Exercise input:

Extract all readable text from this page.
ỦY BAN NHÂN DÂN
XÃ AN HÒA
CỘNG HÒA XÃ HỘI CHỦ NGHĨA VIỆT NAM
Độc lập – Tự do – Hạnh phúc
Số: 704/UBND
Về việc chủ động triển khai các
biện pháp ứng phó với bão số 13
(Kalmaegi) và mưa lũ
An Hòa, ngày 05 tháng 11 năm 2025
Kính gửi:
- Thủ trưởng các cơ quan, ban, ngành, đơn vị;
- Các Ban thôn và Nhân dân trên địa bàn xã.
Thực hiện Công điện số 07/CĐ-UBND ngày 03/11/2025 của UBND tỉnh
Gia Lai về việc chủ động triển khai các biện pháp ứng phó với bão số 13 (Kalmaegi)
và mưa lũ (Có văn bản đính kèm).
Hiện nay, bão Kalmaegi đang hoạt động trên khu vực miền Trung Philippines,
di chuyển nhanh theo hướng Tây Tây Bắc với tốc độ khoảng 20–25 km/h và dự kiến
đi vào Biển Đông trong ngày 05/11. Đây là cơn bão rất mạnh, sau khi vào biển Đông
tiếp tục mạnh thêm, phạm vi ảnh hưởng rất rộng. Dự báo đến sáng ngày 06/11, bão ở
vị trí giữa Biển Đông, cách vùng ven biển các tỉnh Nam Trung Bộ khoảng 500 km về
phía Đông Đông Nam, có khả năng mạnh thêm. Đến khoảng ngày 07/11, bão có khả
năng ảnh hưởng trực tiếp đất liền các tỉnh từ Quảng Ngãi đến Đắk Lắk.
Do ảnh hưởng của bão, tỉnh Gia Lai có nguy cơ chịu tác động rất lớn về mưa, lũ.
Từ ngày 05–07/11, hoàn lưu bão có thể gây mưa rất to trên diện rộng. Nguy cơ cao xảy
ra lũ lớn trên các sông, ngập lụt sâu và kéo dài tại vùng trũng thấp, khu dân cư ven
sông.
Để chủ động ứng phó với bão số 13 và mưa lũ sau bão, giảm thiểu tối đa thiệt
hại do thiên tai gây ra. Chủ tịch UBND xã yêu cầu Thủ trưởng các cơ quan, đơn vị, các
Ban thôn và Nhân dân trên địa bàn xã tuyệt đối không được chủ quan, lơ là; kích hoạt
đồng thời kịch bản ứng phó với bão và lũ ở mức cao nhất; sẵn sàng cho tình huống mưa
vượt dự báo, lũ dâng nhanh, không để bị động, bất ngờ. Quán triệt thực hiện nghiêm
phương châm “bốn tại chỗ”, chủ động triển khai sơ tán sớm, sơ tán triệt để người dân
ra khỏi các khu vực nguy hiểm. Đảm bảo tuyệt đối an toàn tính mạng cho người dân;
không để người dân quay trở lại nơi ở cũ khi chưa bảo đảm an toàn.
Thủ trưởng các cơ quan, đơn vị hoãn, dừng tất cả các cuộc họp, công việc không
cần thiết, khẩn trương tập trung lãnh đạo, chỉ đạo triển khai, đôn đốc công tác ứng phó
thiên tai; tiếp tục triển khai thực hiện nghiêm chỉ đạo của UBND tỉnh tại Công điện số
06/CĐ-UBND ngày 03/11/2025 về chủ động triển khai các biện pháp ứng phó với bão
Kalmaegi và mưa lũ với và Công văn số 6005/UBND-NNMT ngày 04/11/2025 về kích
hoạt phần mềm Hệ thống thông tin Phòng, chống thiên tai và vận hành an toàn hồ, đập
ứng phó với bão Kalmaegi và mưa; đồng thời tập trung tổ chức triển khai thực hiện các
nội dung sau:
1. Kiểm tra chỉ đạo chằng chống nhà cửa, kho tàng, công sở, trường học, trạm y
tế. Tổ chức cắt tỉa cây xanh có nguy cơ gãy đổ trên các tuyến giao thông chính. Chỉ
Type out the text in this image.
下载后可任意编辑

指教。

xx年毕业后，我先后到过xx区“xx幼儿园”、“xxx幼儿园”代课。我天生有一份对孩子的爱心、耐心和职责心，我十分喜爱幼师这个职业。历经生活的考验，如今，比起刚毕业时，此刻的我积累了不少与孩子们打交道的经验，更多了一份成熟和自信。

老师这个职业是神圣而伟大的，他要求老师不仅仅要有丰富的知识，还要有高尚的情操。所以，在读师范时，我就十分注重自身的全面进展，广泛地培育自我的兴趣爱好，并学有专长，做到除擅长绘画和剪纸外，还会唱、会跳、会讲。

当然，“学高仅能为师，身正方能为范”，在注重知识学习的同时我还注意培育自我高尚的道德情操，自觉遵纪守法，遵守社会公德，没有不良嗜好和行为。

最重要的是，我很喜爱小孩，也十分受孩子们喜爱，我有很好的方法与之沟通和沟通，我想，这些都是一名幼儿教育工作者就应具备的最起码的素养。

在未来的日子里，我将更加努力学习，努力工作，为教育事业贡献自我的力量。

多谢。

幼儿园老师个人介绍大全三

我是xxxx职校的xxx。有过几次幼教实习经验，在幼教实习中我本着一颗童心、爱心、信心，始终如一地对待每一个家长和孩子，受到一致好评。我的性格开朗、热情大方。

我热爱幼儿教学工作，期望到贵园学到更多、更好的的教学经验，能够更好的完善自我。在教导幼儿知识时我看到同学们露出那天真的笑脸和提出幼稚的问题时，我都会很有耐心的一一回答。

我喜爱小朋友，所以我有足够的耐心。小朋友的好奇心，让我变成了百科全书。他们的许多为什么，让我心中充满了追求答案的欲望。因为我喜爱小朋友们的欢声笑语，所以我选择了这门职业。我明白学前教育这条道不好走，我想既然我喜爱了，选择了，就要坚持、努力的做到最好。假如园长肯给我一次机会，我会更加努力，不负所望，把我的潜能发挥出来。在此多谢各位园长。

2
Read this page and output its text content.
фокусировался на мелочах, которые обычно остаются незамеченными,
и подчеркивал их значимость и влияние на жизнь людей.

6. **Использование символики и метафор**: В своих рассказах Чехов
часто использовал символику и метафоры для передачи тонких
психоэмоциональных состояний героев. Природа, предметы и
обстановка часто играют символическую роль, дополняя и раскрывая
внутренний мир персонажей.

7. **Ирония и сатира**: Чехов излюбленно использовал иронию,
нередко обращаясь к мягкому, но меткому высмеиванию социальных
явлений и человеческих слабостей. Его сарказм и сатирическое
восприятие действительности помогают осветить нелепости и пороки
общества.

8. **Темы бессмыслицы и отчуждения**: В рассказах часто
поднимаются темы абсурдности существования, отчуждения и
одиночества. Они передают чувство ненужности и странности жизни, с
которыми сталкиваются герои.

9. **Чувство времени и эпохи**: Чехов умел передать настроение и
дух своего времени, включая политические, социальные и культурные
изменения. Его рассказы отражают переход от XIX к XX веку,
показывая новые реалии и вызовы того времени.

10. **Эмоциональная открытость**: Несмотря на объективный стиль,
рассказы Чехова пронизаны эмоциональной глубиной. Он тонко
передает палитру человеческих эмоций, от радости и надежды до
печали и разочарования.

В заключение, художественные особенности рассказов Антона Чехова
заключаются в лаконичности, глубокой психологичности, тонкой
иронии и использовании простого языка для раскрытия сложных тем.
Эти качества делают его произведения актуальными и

Written problem:
In the entries above, find every line with the word "đồng" and list it.

Task output:
đồng thời kịch bản ứng phó với bão và lũ ở mức cao nhất; sẵn sàng cho tình huống mưa
ứng phó với bão Kalmaegi và mưa; đồng thời tập trung tổ chức triển khai thực hiện các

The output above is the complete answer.